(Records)
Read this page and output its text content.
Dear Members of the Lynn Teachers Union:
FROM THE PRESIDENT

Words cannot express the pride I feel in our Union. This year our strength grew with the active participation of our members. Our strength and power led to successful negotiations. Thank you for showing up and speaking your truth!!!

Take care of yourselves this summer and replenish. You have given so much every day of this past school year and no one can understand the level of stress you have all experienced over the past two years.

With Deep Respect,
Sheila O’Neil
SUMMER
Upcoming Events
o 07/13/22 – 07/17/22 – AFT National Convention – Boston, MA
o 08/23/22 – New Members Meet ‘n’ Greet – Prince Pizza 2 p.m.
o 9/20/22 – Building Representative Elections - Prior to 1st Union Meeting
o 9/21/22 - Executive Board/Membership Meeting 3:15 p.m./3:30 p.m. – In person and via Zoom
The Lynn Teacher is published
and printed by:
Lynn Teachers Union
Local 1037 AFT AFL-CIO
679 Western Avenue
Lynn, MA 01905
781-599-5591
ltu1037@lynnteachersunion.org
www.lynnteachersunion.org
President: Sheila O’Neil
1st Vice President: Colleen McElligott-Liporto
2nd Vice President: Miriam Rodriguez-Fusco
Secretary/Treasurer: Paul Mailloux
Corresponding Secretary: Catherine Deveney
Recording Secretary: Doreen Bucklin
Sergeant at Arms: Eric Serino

[WRITTEN TASK]: Write out all the entries exactly.

[CORRECT RESULT]:
Read this page and output its text content.
Dear Members of the Lynn Teachers Union:
FROM THE PRESIDENT

Words cannot express the pride I feel in our Union. This year our strength grew with the active participation of our members. Our strength and power led to successful negotiations. Thank you for showing up and speaking your truth!!!

Take care of yourselves this summer and replenish. You have given so much every day of this past school year and no one can understand the level of stress you have all experienced over the past two years.

With Deep Respect,
Sheila O’Neil
SUMMER
Upcoming Events
o 07/13/22 – 07/17/22 – AFT National Convention – Boston, MA
o 08/23/22 – New Members Meet ‘n’ Greet – Prince Pizza 2 p.m.
o 9/20/22 – Building Representative Elections - Prior to 1st Union Meeting
o 9/21/22 - Executive Board/Membership Meeting 3:15 p.m./3:30 p.m. – In person and via Zoom
The Lynn Teacher is published
and printed by:
Lynn Teachers Union
Local 1037 AFT AFL-CIO
679 Western Avenue
Lynn, MA 01905
781-599-5591
ltu1037@lynnteachersunion.org
www.lynnteachersunion.org
President: Sheila O’Neil
1st Vice President: Colleen McElligott-Liporto
2nd Vice President: Miriam Rodriguez-Fusco
Secretary/Treasurer: Paul Mailloux
Corresponding Secretary: Catherine Deveney
Recording Secretary: Doreen Bucklin
Sergeant at Arms: Eric Serino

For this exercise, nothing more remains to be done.